_Exercise goal_:
In the listing below, locate the lines that hold "不符合题意" and copy them.

_Dataset entries_:
-- Begin --

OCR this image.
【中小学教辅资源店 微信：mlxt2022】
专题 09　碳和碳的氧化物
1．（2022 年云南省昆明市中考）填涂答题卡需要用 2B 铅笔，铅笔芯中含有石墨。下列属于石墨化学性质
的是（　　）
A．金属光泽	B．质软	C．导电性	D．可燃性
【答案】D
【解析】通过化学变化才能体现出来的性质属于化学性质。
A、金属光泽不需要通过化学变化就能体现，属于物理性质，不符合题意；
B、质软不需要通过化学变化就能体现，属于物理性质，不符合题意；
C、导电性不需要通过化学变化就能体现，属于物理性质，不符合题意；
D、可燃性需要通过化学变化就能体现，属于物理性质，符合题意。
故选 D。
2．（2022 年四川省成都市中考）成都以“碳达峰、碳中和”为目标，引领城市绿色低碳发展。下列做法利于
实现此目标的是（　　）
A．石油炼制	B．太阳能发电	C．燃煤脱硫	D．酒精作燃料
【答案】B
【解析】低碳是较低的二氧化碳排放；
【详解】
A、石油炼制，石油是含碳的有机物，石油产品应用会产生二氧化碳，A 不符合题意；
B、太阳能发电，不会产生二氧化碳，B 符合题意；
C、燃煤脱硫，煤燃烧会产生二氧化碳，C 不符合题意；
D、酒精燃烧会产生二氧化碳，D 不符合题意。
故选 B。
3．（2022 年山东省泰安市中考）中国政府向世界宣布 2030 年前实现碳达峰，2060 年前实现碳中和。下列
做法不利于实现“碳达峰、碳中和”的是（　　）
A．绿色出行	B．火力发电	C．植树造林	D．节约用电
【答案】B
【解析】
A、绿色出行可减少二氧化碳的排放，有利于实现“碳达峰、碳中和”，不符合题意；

-- End --

_Solution for this problem_:
A、金属光泽不需要通过化学变化就能体现，属于物理性质，不符合题意；
B、质软不需要通过化学变化就能体现，属于物理性质，不符合题意；
C、导电性不需要通过化学变化就能体现，属于物理性质，不符合题意；
A、石油炼制，石油是含碳的有机物，石油产品应用会产生二氧化碳，A 不符合题意；
C、燃煤脱硫，煤燃烧会产生二氧化碳，C 不符合题意；
D、酒精燃烧会产生二氧化碳，D 不符合题意。
A、绿色出行可减少二氧化碳的排放，有利于实现“碳达峰、碳中和”，不符合题意；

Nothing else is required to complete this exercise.